DATA EXCERPTS —

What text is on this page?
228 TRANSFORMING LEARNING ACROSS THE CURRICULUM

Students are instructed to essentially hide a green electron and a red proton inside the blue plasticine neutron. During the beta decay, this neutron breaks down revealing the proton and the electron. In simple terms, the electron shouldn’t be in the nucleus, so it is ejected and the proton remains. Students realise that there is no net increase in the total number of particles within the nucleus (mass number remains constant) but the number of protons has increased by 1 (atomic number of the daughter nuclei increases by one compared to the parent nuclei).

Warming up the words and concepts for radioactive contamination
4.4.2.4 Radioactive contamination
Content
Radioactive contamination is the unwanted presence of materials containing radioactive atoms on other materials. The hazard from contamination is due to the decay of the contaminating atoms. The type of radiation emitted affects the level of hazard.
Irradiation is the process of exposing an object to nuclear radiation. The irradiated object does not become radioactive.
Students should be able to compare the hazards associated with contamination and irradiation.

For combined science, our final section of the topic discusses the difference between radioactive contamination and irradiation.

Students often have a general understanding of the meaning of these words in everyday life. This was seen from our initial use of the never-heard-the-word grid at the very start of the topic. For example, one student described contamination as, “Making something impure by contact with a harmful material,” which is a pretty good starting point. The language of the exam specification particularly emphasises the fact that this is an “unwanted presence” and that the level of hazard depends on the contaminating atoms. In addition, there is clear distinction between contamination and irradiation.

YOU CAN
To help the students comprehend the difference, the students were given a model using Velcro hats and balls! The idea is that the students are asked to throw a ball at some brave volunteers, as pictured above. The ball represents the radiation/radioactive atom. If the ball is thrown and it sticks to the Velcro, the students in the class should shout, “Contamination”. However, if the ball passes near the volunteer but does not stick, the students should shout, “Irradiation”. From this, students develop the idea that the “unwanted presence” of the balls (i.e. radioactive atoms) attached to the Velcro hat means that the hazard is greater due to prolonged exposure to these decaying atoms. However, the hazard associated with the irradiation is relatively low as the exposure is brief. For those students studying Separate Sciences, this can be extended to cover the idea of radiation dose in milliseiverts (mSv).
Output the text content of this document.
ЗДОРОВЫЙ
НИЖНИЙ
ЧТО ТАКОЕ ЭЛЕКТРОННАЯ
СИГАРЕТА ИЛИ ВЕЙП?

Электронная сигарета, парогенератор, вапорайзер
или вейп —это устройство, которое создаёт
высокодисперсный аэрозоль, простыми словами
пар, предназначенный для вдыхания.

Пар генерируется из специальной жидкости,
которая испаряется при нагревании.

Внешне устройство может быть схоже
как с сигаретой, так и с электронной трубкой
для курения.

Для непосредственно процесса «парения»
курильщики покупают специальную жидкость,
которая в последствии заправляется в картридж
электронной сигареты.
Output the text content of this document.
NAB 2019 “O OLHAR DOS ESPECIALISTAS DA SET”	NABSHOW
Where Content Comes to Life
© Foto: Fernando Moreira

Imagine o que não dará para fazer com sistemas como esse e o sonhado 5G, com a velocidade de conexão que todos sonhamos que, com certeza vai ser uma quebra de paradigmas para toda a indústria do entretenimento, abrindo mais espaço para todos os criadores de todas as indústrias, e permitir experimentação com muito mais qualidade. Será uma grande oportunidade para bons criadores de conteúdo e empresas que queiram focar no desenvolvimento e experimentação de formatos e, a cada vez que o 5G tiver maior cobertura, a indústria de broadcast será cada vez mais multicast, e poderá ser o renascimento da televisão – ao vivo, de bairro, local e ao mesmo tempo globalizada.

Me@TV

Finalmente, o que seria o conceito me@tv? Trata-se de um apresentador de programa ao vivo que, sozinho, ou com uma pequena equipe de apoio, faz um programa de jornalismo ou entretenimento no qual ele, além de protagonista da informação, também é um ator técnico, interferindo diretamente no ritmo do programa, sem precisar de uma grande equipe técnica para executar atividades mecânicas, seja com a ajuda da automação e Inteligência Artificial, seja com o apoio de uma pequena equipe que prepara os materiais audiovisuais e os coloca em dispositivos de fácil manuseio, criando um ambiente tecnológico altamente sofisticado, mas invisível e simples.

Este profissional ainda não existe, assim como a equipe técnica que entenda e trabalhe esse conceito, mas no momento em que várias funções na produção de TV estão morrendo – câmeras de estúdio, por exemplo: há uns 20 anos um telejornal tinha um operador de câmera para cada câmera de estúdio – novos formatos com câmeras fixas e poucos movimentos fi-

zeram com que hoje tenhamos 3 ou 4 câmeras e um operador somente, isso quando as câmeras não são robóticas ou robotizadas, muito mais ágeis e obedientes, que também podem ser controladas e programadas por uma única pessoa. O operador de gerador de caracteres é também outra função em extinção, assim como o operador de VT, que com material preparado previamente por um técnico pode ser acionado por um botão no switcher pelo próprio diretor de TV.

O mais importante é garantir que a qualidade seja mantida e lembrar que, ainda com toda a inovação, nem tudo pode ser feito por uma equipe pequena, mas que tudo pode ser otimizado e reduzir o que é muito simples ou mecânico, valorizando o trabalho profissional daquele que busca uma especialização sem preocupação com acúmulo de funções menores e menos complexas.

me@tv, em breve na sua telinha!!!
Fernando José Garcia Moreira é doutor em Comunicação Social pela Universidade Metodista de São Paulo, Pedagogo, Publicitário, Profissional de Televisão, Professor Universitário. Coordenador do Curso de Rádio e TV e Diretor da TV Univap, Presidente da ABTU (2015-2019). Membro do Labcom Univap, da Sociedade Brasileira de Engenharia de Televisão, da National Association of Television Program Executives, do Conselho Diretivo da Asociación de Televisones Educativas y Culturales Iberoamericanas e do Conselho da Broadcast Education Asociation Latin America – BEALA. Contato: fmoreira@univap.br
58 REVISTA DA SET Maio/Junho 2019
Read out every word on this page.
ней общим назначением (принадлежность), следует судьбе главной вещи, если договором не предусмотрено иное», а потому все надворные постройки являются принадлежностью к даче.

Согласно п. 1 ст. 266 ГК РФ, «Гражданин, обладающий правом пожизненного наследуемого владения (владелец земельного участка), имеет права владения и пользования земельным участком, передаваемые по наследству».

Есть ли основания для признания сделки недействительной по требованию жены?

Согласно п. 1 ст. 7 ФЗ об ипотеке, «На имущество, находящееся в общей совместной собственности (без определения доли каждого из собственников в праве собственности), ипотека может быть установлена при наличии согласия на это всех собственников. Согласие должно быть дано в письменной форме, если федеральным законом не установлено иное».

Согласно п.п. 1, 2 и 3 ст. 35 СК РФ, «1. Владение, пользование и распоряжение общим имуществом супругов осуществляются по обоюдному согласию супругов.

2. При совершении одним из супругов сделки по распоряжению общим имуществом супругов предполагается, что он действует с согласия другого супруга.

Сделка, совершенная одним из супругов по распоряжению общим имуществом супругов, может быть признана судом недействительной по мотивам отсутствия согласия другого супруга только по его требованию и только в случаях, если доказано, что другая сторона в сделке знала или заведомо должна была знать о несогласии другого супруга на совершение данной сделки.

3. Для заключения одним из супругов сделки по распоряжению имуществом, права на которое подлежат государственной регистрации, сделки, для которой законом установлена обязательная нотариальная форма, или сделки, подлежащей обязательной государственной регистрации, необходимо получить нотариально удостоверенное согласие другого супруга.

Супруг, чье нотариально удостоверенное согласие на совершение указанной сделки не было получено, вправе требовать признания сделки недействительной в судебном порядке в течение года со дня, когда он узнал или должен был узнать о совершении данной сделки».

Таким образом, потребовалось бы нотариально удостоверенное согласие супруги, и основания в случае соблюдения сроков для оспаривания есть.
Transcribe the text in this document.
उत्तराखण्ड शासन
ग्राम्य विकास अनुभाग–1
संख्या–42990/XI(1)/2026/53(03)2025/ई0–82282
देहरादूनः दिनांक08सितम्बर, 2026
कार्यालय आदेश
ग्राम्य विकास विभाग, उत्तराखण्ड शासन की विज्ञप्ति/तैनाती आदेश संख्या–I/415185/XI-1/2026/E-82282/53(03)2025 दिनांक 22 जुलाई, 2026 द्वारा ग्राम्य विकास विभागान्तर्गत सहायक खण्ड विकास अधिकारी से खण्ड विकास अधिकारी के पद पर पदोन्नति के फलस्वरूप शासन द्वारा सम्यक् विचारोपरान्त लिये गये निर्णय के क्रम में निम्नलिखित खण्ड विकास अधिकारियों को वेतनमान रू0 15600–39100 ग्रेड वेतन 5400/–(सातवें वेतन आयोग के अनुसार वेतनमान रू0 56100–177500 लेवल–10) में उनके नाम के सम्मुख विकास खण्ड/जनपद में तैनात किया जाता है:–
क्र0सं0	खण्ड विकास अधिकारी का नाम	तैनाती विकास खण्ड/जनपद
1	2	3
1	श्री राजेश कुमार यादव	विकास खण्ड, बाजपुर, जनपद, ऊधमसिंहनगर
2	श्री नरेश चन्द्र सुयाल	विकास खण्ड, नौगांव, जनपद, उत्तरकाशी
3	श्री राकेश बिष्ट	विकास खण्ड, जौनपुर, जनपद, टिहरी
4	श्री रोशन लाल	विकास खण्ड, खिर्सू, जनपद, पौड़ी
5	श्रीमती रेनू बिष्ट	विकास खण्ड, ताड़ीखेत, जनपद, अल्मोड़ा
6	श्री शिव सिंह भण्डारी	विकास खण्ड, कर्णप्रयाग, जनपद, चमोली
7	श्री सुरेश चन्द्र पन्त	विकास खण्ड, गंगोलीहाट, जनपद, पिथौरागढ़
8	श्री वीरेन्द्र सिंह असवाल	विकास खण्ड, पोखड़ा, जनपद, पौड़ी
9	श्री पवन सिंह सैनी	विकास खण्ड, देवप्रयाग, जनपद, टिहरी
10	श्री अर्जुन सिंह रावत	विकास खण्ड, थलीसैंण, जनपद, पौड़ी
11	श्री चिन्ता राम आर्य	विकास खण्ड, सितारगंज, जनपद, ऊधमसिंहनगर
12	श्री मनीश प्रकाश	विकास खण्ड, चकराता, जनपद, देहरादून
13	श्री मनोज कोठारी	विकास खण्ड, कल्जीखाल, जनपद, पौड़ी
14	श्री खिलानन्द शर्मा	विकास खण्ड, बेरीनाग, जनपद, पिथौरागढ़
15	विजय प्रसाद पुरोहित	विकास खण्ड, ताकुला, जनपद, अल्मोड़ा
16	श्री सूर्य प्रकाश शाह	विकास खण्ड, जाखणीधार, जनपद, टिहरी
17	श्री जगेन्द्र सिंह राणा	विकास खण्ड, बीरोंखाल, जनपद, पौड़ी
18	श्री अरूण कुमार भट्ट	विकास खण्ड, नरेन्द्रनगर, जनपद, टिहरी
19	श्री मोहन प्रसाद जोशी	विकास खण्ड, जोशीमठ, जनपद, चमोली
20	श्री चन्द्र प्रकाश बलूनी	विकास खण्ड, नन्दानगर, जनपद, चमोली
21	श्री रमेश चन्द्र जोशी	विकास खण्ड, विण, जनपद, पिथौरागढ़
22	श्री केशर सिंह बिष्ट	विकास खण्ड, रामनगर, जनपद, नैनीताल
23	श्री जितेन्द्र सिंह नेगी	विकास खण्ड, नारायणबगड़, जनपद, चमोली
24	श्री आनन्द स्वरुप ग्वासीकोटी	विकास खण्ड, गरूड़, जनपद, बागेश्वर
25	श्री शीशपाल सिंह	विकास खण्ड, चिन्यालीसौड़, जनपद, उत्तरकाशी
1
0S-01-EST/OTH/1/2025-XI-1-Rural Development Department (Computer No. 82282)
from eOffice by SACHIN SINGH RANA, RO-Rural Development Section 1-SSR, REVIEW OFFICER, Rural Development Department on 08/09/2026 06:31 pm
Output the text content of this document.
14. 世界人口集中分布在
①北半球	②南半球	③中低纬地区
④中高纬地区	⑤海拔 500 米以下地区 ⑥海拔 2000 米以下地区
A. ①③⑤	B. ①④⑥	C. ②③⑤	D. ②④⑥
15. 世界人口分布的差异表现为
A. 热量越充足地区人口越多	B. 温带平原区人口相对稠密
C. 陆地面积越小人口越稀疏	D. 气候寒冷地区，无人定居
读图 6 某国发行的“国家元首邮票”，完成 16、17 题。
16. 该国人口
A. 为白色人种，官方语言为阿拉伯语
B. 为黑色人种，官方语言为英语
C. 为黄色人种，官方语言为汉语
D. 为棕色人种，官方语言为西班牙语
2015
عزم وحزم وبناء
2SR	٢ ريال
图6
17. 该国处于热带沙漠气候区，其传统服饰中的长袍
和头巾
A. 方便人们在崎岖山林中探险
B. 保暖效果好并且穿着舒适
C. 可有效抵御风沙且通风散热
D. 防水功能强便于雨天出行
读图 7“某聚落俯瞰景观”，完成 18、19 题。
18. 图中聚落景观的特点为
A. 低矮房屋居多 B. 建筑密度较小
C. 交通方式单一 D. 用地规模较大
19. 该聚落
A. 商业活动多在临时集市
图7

WHAT YOU WILL DO — Lines containing the string "Согласно" should be counted; reply with their number and nothing more.

WRITTEN RESPONSE — 3